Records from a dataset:
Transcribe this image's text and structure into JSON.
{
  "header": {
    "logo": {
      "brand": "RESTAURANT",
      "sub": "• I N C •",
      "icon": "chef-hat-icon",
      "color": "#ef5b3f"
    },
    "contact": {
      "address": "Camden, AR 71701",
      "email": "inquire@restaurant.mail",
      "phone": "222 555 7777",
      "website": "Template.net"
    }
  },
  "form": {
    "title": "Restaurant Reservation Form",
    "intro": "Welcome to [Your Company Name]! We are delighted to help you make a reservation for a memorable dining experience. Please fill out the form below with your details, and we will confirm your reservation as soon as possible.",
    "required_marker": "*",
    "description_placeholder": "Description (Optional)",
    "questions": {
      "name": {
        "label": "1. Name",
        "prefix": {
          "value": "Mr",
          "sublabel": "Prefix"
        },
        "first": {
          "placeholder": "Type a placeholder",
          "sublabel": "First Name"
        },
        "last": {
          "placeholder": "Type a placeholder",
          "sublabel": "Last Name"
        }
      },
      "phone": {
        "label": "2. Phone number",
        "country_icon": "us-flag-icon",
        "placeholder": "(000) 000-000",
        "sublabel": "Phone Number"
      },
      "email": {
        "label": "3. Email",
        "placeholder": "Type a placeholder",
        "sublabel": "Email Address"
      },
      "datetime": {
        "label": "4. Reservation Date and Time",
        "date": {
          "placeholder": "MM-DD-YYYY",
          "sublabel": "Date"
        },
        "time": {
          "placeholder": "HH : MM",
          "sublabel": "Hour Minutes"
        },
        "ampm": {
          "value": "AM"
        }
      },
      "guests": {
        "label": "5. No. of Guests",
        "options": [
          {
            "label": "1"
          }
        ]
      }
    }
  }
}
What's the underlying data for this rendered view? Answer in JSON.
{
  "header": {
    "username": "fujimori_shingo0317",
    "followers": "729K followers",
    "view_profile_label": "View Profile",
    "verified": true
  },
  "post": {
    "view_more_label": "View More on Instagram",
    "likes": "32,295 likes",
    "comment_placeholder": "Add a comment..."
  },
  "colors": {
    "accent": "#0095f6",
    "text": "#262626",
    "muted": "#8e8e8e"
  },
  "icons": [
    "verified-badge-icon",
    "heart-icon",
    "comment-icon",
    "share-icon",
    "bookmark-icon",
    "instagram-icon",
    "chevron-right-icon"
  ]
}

- **PROBLEM DESCRIPTION**
Every line of the records above needs to be given again exactly.

- **THE SOLUTION**
Transcribe this image's text and structure into JSON.
{
  "header": {
    "logo": {
      "brand": "RESTAURANT",
      "sub": "• I N C •",
      "icon": "chef-hat-icon",
      "color": "#ef5b3f"
    },
    "contact": {
      "address": "Camden, AR 71701",
      "email": "inquire@restaurant.mail",
      "phone": "222 555 7777",
      "website": "Template.net"
    }
  },
  "form": {
    "title": "Restaurant Reservation Form",
    "intro": "Welcome to [Your Company Name]! We are delighted to help you make a reservation for a memorable dining experience. Please fill out the form below with your details, and we will confirm your reservation as soon as possible.",
    "required_marker": "*",
    "description_placeholder": "Description (Optional)",
    "questions": {
      "name": {
        "label": "1. Name",
        "prefix": {
          "value": "Mr",
          "sublabel": "Prefix"
        },
        "first": {
          "placeholder": "Type a placeholder",
          "sublabel": "First Name"
        },
        "last": {
          "placeholder": "Type a placeholder",
          "sublabel": "Last Name"
        }
      },
      "phone": {
        "label": "2. Phone number",
        "country_icon": "us-flag-icon",
        "placeholder": "(000) 000-000",
        "sublabel": "Phone Number"
      },
      "email": {
        "label": "3. Email",
        "placeholder": "Type a placeholder",
        "sublabel": "Email Address"
      },
      "datetime": {
        "label": "4. Reservation Date and Time",
        "date": {
          "placeholder": "MM-DD-YYYY",
          "sublabel": "Date"
        },
        "time": {
          "placeholder": "HH : MM",
          "sublabel": "Hour Minutes"
        },
        "ampm": {
          "value": "AM"
        }
      },
      "guests": {
        "label": "5. No. of Guests",
        "options": [
          {
            "label": "1"
          }
        ]
      }
    }
  }
}
What's the underlying data for this rendered view? Answer in JSON.
{
  "header": {
    "username": "fujimori_shingo0317",
    "followers": "729K followers",
    "view_profile_label": "View Profile",
    "verified": true
  },
  "post": {
    "view_more_label": "View More on Instagram",
    "likes": "32,295 likes",
    "comment_placeholder": "Add a comment..."
  },
  "colors": {
    "accent": "#0095f6",
    "text": "#262626",
    "muted": "#8e8e8e"
  },
  "icons": [
    "verified-badge-icon",
    "heart-icon",
    "comment-icon",
    "share-icon",
    "bookmark-icon",
    "instagram-icon",
    "chevron-right-icon"
  ]
}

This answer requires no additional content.